(Requirements): Make an exact copy of all the records.

[Source data]
>> BEGIN

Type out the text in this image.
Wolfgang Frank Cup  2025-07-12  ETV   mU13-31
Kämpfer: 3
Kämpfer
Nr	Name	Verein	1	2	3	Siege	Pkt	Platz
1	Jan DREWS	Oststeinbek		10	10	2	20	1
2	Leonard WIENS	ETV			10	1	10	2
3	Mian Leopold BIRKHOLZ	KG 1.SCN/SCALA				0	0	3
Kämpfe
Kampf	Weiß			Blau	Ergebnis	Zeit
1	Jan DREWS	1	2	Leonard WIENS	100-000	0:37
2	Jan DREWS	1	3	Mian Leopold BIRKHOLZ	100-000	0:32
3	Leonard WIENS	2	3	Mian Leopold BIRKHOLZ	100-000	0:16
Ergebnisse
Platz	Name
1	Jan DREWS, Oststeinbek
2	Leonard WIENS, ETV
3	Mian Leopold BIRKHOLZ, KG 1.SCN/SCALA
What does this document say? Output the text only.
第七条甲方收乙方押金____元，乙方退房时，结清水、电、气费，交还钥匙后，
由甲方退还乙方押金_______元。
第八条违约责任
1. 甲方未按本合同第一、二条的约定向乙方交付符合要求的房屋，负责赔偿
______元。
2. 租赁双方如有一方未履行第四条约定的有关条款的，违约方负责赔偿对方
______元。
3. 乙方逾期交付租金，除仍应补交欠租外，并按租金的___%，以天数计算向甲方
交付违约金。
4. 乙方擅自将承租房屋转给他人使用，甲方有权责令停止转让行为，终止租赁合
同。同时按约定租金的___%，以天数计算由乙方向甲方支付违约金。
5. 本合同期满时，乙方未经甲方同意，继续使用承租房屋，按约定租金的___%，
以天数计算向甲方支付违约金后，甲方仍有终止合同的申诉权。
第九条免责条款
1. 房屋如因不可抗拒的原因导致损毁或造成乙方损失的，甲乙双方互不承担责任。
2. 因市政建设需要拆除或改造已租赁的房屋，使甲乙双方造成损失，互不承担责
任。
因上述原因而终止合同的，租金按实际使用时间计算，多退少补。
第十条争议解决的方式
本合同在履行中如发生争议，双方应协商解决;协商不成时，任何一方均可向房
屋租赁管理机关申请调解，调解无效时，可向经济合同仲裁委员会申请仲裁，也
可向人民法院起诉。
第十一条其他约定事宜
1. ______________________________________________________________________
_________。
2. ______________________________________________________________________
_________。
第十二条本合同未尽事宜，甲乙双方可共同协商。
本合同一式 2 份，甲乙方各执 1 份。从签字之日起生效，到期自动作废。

>> END

(Exercise output):
Type out the text in this image.
Wolfgang Frank Cup  2025-07-12  ETV   mU13-31
Kämpfer: 3
Kämpfer
Nr	Name	Verein	1	2	3	Siege	Pkt	Platz
1	Jan DREWS	Oststeinbek		10	10	2	20	1
2	Leonard WIENS	ETV			10	1	10	2
3	Mian Leopold BIRKHOLZ	KG 1.SCN/SCALA				0	0	3
Kämpfe
Kampf	Weiß			Blau	Ergebnis	Zeit
1	Jan DREWS	1	2	Leonard WIENS	100-000	0:37
2	Jan DREWS	1	3	Mian Leopold BIRKHOLZ	100-000	0:32
3	Leonard WIENS	2	3	Mian Leopold BIRKHOLZ	100-000	0:16
Ergebnisse
Platz	Name
1	Jan DREWS, Oststeinbek
2	Leonard WIENS, ETV
3	Mian Leopold BIRKHOLZ, KG 1.SCN/SCALA
What does this document say? Output the text only.
第七条甲方收乙方押金____元，乙方退房时，结清水、电、气费，交还钥匙后，
由甲方退还乙方押金_______元。
第八条违约责任
1. 甲方未按本合同第一、二条的约定向乙方交付符合要求的房屋，负责赔偿
______元。
2. 租赁双方如有一方未履行第四条约定的有关条款的，违约方负责赔偿对方
______元。
3. 乙方逾期交付租金，除仍应补交欠租外，并按租金的___%，以天数计算向甲方
交付违约金。
4. 乙方擅自将承租房屋转给他人使用，甲方有权责令停止转让行为，终止租赁合
同。同时按约定租金的___%，以天数计算由乙方向甲方支付违约金。
5. 本合同期满时，乙方未经甲方同意，继续使用承租房屋，按约定租金的___%，
以天数计算向甲方支付违约金后，甲方仍有终止合同的申诉权。
第九条免责条款
1. 房屋如因不可抗拒的原因导致损毁或造成乙方损失的，甲乙双方互不承担责任。
2. 因市政建设需要拆除或改造已租赁的房屋，使甲乙双方造成损失，互不承担责
任。
因上述原因而终止合同的，租金按实际使用时间计算，多退少补。
第十条争议解决的方式
本合同在履行中如发生争议，双方应协商解决;协商不成时，任何一方均可向房
屋租赁管理机关申请调解，调解无效时，可向经济合同仲裁委员会申请仲裁，也
可向人民法院起诉。
第十一条其他约定事宜
1. ______________________________________________________________________
_________。
2. ______________________________________________________________________
_________。
第十二条本合同未尽事宜，甲乙双方可共同协商。
本合同一式 2 份，甲乙方各执 1 份。从签字之日起生效，到期自动作废。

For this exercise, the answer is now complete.